Records contained in a dataset:
/---

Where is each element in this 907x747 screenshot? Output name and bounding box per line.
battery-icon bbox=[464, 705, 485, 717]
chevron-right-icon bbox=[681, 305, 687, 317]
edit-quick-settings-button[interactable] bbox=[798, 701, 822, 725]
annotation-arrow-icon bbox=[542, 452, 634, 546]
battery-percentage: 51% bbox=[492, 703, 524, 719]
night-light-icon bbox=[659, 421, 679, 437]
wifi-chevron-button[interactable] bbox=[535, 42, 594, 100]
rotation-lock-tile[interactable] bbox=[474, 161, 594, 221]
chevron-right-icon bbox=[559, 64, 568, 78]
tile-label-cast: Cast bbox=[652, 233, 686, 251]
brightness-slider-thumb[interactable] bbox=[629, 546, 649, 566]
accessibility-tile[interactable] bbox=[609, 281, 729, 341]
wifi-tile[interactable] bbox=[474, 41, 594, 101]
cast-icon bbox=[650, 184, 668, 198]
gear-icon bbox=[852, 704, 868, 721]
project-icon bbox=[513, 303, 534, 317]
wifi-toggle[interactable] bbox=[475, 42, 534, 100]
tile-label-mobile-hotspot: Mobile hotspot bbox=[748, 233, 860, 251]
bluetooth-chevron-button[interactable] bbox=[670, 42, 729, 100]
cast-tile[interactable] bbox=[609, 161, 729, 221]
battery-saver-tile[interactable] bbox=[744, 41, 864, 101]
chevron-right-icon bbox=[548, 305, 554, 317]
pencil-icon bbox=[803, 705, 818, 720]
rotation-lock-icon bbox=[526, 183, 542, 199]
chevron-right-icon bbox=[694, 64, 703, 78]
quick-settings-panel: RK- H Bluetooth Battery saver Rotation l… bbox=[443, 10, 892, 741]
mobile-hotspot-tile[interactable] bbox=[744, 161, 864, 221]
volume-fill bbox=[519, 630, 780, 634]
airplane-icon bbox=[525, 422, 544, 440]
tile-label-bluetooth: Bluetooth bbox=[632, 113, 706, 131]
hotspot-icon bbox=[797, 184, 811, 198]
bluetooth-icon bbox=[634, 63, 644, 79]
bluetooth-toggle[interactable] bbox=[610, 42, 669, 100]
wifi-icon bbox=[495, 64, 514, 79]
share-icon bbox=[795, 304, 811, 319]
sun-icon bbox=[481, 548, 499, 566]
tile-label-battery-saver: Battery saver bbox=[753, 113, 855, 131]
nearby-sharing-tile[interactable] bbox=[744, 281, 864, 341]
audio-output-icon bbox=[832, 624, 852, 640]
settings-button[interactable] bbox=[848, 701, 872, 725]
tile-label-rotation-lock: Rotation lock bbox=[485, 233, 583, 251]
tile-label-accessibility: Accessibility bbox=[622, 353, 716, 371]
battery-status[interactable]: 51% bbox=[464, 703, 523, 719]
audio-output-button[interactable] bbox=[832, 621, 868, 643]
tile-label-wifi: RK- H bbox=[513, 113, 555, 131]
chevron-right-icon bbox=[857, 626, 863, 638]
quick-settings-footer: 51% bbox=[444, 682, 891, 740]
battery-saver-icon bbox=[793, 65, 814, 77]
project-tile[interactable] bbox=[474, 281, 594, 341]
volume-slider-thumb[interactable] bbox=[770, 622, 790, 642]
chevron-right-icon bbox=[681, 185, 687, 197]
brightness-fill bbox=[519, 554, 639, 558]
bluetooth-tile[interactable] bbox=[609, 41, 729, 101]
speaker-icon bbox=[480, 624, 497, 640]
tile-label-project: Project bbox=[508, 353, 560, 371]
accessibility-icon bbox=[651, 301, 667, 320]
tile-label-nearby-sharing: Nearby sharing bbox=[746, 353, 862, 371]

\---

▶ AIM OF THE TASK
Output the lines above exactly, from the first line of the records through the line containing "share-icon bbox=[795, 304, 811, 319]", with both ends included.

▶ SOLUTION TO THIS PROBLEM
Where is each element in this 907x747 screenshot? Output name and bounding box per line.
battery-icon bbox=[464, 705, 485, 717]
chevron-right-icon bbox=[681, 305, 687, 317]
edit-quick-settings-button[interactable] bbox=[798, 701, 822, 725]
annotation-arrow-icon bbox=[542, 452, 634, 546]
battery-percentage: 51% bbox=[492, 703, 524, 719]
night-light-icon bbox=[659, 421, 679, 437]
wifi-chevron-button[interactable] bbox=[535, 42, 594, 100]
rotation-lock-tile[interactable] bbox=[474, 161, 594, 221]
chevron-right-icon bbox=[559, 64, 568, 78]
tile-label-cast: Cast bbox=[652, 233, 686, 251]
brightness-slider-thumb[interactable] bbox=[629, 546, 649, 566]
accessibility-tile[interactable] bbox=[609, 281, 729, 341]
wifi-tile[interactable] bbox=[474, 41, 594, 101]
cast-icon bbox=[650, 184, 668, 198]
gear-icon bbox=[852, 704, 868, 721]
project-icon bbox=[513, 303, 534, 317]
wifi-toggle[interactable] bbox=[475, 42, 534, 100]
tile-label-mobile-hotspot: Mobile hotspot bbox=[748, 233, 860, 251]
bluetooth-chevron-button[interactable] bbox=[670, 42, 729, 100]
cast-tile[interactable] bbox=[609, 161, 729, 221]
battery-saver-tile[interactable] bbox=[744, 41, 864, 101]
chevron-right-icon bbox=[548, 305, 554, 317]
pencil-icon bbox=[803, 705, 818, 720]
rotation-lock-icon bbox=[526, 183, 542, 199]
chevron-right-icon bbox=[694, 64, 703, 78]
quick-settings-panel: RK- H Bluetooth Battery saver Rotation l… bbox=[443, 10, 892, 741]
mobile-hotspot-tile[interactable] bbox=[744, 161, 864, 221]
volume-fill bbox=[519, 630, 780, 634]
airplane-icon bbox=[525, 422, 544, 440]
tile-label-bluetooth: Bluetooth bbox=[632, 113, 706, 131]
hotspot-icon bbox=[797, 184, 811, 198]
bluetooth-icon bbox=[634, 63, 644, 79]
bluetooth-toggle[interactable] bbox=[610, 42, 669, 100]
wifi-icon bbox=[495, 64, 514, 79]
share-icon bbox=[795, 304, 811, 319]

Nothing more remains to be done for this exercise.